__Set task__:
The exercise asks for every line of the data to be reproduced exactly.

__Items from a dataset__:
■ ■ ■
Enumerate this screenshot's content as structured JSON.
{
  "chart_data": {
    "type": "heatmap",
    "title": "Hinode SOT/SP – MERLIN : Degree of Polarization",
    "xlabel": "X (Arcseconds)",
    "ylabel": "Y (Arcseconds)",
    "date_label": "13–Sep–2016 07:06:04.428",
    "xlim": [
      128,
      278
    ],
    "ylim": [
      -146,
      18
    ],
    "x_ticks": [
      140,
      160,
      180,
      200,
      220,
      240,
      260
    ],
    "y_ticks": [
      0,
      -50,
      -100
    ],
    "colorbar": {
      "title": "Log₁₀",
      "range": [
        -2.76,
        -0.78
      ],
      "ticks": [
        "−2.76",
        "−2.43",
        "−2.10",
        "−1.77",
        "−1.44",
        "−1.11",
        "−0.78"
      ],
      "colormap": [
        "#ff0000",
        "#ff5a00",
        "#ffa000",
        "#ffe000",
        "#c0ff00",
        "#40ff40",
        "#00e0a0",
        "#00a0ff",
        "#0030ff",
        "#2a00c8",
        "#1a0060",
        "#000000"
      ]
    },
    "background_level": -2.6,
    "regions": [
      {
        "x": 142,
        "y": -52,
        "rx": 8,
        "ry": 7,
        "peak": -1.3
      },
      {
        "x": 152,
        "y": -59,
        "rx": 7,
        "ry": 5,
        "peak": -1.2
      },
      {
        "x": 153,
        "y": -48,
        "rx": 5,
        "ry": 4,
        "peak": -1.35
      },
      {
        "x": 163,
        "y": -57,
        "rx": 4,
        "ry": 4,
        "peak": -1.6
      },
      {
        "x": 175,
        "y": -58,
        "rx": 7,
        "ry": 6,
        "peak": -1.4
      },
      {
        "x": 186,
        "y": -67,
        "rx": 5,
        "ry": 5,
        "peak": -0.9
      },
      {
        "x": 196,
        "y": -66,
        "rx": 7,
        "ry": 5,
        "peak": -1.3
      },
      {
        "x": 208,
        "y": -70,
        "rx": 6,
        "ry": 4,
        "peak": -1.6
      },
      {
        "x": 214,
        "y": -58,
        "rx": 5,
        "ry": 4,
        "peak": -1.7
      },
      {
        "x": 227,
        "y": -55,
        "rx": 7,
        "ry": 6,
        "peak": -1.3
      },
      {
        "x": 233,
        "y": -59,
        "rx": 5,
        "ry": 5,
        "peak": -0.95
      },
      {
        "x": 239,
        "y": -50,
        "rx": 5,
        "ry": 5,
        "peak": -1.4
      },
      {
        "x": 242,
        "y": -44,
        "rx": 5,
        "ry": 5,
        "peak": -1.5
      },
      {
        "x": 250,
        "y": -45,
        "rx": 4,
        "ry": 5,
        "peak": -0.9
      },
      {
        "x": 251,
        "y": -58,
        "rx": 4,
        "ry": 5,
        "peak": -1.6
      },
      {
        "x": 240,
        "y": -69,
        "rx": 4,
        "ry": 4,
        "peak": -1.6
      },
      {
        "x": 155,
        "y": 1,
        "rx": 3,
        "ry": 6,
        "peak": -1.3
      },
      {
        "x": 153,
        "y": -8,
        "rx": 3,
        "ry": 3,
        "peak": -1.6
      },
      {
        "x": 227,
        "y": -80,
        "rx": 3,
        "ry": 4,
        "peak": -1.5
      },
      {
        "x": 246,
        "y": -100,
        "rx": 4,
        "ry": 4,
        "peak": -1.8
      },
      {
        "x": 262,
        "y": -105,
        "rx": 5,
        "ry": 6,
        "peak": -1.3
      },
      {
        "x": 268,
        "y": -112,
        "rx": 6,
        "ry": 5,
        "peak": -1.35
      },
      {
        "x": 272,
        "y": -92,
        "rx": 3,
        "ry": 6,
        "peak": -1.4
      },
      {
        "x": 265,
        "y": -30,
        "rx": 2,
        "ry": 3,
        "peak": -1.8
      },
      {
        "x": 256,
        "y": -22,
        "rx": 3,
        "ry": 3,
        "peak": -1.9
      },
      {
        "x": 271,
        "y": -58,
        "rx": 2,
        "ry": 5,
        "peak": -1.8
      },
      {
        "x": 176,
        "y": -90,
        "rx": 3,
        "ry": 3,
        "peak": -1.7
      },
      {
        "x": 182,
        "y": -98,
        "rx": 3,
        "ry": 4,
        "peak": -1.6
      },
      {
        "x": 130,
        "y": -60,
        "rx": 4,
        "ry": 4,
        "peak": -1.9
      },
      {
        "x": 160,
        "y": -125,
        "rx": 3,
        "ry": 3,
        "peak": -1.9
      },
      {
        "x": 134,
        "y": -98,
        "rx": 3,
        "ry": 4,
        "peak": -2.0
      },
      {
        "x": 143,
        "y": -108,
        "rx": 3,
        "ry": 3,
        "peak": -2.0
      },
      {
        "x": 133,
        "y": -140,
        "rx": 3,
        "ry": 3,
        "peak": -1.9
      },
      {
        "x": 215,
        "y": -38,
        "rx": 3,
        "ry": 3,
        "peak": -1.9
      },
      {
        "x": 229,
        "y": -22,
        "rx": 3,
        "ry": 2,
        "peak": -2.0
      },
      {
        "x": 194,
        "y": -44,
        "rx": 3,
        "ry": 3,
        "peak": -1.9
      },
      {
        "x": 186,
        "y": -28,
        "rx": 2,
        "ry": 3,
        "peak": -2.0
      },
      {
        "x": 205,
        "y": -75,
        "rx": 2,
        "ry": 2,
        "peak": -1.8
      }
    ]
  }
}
■ ■ ■
__Final result__:
Enumerate this screenshot's content as structured JSON.
{
  "chart_data": {
    "type": "heatmap",
    "title": "Hinode SOT/SP – MERLIN : Degree of Polarization",
    "xlabel": "X (Arcseconds)",
    "ylabel": "Y (Arcseconds)",
    "date_label": "13–Sep–2016 07:06:04.428",
    "xlim": [
      128,
      278
    ],
    "ylim": [
      -146,
      18
    ],
    "x_ticks": [
      140,
      160,
      180,
      200,
      220,
      240,
      260
    ],
    "y_ticks": [
      0,
      -50,
      -100
    ],
    "colorbar": {
      "title": "Log₁₀",
      "range": [
        -2.76,
        -0.78
      ],
      "ticks": [
        "−2.76",
        "−2.43",
        "−2.10",
        "−1.77",
        "−1.44",
        "−1.11",
        "−0.78"
      ],
      "colormap": [
        "#ff0000",
        "#ff5a00",
        "#ffa000",
        "#ffe000",
        "#c0ff00",
        "#40ff40",
        "#00e0a0",
        "#00a0ff",
        "#0030ff",
        "#2a00c8",
        "#1a0060",
        "#000000"
      ]
    },
    "background_level": -2.6,
    "regions": [
      {
        "x": 142,
        "y": -52,
        "rx": 8,
        "ry": 7,
        "peak": -1.3
      },
      {
        "x": 152,
        "y": -59,
        "rx": 7,
        "ry": 5,
        "peak": -1.2
      },
      {
        "x": 153,
        "y": -48,
        "rx": 5,
        "ry": 4,
        "peak": -1.35
      },
      {
        "x": 163,
        "y": -57,
        "rx": 4,
        "ry": 4,
        "peak": -1.6
      },
      {
        "x": 175,
        "y": -58,
        "rx": 7,
        "ry": 6,
        "peak": -1.4
      },
      {
        "x": 186,
        "y": -67,
        "rx": 5,
        "ry": 5,
        "peak": -0.9
      },
      {
        "x": 196,
        "y": -66,
        "rx": 7,
        "ry": 5,
        "peak": -1.3
      },
      {
        "x": 208,
        "y": -70,
        "rx": 6,
        "ry": 4,
        "peak": -1.6
      },
      {
        "x": 214,
        "y": -58,
        "rx": 5,
        "ry": 4,
        "peak": -1.7
      },
      {
        "x": 227,
        "y": -55,
        "rx": 7,
        "ry": 6,
        "peak": -1.3
      },
      {
        "x": 233,
        "y": -59,
        "rx": 5,
        "ry": 5,
        "peak": -0.95
      },
      {
        "x": 239,
        "y": -50,
        "rx": 5,
        "ry": 5,
        "peak": -1.4
      },
      {
        "x": 242,
        "y": -44,
        "rx": 5,
        "ry": 5,
        "peak": -1.5
      },
      {
        "x": 250,
        "y": -45,
        "rx": 4,
        "ry": 5,
        "peak": -0.9
      },
      {
        "x": 251,
        "y": -58,
        "rx": 4,
        "ry": 5,
        "peak": -1.6
      },
      {
        "x": 240,
        "y": -69,
        "rx": 4,
        "ry": 4,
        "peak": -1.6
      },
      {
        "x": 155,
        "y": 1,
        "rx": 3,
        "ry": 6,
        "peak": -1.3
      },
      {
        "x": 153,
        "y": -8,
        "rx": 3,
        "ry": 3,
        "peak": -1.6
      },
      {
        "x": 227,
        "y": -80,
        "rx": 3,
        "ry": 4,
        "peak": -1.5
      },
      {
        "x": 246,
        "y": -100,
        "rx": 4,
        "ry": 4,
        "peak": -1.8
      },
      {
        "x": 262,
        "y": -105,
        "rx": 5,
        "ry": 6,
        "peak": -1.3
      },
      {
        "x": 268,
        "y": -112,
        "rx": 6,
        "ry": 5,
        "peak": -1.35
      },
      {
        "x": 272,
        "y": -92,
        "rx": 3,
        "ry": 6,
        "peak": -1.4
      },
      {
        "x": 265,
        "y": -30,
        "rx": 2,
        "ry": 3,
        "peak": -1.8
      },
      {
        "x": 256,
        "y": -22,
        "rx": 3,
        "ry": 3,
        "peak": -1.9
      },
      {
        "x": 271,
        "y": -58,
        "rx": 2,
        "ry": 5,
        "peak": -1.8
      },
      {
        "x": 176,
        "y": -90,
        "rx": 3,
        "ry": 3,
        "peak": -1.7
      },
      {
        "x": 182,
        "y": -98,
        "rx": 3,
        "ry": 4,
        "peak": -1.6
      },
      {
        "x": 130,
        "y": -60,
        "rx": 4,
        "ry": 4,
        "peak": -1.9
      },
      {
        "x": 160,
        "y": -125,
        "rx": 3,
        "ry": 3,
        "peak": -1.9
      },
      {
        "x": 134,
        "y": -98,
        "rx": 3,
        "ry": 4,
        "peak": -2.0
      },
      {
        "x": 143,
        "y": -108,
        "rx": 3,
        "ry": 3,
        "peak": -2.0
      },
      {
        "x": 133,
        "y": -140,
        "rx": 3,
        "ry": 3,
        "peak": -1.9
      },
      {
        "x": 215,
        "y": -38,
        "rx": 3,
        "ry": 3,
        "peak": -1.9
      },
      {
        "x": 229,
        "y": -22,
        "rx": 3,
        "ry": 2,
        "peak": -2.0
      },
      {
        "x": 194,
        "y": -44,
        "rx": 3,
        "ry": 3,
        "peak": -1.9
      },
      {
        "x": 186,
        "y": -28,
        "rx": 2,
        "ry": 3,
        "peak": -2.0
      },
      {
        "x": 205,
        "y": -75,
        "rx": 2,
        "ry": 2,
        "peak": -1.8
      }
    ]
  }
}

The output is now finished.